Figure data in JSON
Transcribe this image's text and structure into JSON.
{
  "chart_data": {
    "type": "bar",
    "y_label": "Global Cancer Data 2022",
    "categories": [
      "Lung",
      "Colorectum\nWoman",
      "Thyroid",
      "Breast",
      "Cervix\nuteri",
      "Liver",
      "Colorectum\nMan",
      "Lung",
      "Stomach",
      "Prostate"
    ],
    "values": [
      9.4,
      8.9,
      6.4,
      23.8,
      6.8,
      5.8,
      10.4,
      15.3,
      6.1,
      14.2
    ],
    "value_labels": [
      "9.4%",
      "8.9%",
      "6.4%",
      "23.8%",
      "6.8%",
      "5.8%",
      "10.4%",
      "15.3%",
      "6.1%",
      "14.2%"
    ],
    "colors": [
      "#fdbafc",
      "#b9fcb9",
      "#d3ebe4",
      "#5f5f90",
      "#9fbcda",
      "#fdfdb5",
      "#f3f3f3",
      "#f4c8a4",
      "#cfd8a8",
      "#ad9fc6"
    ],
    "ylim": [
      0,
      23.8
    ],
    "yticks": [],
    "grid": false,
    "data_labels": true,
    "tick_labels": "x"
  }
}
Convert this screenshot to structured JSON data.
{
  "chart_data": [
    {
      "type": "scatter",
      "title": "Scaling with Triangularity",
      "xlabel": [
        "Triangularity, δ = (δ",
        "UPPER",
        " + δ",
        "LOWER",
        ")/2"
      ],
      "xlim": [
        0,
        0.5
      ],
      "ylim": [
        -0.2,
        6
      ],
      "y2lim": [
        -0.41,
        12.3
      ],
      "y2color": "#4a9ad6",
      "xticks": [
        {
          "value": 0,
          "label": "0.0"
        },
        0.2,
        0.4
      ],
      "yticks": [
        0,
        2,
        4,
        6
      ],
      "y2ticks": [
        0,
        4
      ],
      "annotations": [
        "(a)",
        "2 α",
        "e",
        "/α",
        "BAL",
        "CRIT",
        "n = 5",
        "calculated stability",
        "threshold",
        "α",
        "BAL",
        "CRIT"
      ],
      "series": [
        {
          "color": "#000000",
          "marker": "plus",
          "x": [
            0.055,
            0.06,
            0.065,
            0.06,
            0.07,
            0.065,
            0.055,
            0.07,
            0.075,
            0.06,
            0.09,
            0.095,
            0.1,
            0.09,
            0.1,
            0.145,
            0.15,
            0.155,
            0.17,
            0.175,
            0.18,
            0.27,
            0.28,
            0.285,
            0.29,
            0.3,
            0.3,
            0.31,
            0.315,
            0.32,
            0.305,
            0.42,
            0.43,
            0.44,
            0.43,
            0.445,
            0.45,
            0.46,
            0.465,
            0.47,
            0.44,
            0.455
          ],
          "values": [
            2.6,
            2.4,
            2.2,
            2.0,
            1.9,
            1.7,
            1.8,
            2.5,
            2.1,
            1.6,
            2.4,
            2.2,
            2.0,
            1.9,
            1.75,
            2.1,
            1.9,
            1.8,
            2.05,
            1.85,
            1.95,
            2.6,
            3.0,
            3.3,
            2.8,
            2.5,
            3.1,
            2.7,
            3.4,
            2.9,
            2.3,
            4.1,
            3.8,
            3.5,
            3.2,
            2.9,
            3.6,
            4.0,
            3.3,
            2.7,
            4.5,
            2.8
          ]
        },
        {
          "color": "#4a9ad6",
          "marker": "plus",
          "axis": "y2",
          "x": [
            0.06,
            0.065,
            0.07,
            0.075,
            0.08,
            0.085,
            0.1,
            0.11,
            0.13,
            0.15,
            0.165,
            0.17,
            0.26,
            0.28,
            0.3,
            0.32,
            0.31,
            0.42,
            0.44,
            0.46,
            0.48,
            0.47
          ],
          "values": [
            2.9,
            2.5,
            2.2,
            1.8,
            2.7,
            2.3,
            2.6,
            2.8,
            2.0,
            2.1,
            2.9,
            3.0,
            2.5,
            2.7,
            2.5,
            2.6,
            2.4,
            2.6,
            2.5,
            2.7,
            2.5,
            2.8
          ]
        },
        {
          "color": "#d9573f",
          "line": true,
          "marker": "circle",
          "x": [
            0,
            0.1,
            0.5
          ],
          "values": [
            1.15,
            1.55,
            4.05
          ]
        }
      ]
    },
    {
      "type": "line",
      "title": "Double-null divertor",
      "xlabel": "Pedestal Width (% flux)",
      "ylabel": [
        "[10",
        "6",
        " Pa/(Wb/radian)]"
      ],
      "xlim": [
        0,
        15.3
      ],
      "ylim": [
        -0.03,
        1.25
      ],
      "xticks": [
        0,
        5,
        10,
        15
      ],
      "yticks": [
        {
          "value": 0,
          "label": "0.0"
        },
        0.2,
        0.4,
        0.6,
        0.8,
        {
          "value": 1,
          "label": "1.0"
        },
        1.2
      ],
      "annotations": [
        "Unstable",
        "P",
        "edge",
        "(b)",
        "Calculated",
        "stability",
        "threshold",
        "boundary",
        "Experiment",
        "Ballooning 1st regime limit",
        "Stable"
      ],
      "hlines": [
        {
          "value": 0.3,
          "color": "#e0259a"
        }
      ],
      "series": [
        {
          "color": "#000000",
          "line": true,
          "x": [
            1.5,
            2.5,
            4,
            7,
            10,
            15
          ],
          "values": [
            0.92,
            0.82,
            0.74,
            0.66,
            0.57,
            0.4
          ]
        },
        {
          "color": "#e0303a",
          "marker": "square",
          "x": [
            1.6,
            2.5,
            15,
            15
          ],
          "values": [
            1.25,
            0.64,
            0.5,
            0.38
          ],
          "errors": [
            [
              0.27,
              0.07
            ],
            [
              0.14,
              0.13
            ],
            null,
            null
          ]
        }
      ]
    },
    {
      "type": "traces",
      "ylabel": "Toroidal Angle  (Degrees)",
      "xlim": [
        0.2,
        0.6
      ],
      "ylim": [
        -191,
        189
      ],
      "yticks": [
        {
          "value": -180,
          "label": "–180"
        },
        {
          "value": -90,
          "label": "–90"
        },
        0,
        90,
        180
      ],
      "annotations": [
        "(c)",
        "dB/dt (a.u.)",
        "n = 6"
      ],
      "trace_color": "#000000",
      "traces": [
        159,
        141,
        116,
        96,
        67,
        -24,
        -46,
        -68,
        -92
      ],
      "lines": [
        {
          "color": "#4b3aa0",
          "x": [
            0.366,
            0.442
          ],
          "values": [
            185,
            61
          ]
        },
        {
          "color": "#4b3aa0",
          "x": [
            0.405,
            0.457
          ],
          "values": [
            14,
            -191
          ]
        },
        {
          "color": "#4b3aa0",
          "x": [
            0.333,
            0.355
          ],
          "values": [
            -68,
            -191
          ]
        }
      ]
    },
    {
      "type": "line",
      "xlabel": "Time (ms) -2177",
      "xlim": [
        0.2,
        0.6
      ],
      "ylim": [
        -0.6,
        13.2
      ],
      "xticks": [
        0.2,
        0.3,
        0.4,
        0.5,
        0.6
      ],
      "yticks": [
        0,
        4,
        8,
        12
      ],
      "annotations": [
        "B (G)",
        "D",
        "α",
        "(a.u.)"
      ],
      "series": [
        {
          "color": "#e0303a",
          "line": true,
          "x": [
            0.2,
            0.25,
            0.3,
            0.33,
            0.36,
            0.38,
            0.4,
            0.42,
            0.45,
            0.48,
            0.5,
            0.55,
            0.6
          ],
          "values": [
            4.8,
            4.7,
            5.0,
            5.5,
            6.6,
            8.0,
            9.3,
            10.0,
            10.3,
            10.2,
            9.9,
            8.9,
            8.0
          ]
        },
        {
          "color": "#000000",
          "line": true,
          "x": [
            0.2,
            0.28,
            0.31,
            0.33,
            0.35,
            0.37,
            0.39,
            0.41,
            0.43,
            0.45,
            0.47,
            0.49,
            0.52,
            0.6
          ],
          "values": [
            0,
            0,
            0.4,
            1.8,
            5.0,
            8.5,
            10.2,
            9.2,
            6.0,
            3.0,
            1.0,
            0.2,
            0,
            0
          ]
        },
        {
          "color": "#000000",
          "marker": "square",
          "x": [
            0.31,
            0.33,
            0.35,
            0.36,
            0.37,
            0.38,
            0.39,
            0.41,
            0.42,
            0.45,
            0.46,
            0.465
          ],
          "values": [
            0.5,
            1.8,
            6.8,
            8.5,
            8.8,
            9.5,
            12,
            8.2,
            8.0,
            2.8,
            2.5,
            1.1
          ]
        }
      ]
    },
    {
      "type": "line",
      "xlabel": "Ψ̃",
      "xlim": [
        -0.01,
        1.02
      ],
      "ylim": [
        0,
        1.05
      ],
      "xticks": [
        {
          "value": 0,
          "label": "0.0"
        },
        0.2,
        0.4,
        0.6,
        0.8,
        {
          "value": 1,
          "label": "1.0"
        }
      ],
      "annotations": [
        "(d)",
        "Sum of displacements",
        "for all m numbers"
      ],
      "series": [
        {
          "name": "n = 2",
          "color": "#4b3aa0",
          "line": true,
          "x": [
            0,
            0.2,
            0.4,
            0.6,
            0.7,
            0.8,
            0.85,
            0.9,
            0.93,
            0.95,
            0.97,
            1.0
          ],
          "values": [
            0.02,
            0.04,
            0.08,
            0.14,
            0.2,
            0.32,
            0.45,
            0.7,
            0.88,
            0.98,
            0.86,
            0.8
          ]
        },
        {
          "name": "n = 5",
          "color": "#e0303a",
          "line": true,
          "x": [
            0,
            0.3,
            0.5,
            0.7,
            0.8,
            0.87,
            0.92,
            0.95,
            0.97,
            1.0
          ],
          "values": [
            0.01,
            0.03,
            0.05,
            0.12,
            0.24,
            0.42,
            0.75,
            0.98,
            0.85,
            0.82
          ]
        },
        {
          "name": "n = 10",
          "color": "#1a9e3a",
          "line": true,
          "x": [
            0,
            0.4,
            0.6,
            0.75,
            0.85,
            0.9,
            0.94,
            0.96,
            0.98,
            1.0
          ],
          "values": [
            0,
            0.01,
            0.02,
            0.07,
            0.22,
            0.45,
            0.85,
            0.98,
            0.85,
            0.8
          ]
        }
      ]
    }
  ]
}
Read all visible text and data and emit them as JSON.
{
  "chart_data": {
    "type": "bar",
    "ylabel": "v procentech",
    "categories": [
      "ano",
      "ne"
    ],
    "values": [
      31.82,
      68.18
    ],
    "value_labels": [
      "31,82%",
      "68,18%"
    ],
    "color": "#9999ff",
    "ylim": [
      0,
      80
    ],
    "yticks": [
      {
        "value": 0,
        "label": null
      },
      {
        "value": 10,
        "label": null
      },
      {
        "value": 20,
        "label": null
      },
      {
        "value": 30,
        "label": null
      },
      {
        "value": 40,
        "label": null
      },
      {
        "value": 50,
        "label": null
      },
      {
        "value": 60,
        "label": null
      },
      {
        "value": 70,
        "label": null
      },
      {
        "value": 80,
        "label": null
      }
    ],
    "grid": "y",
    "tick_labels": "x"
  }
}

== REQUIREMENT ==
Each line above that includes "title" should be shown.

== RESPONSE TO THE TASK ==
      "title": "Scaling with Triangularity",
      "title": "Double-null divertor",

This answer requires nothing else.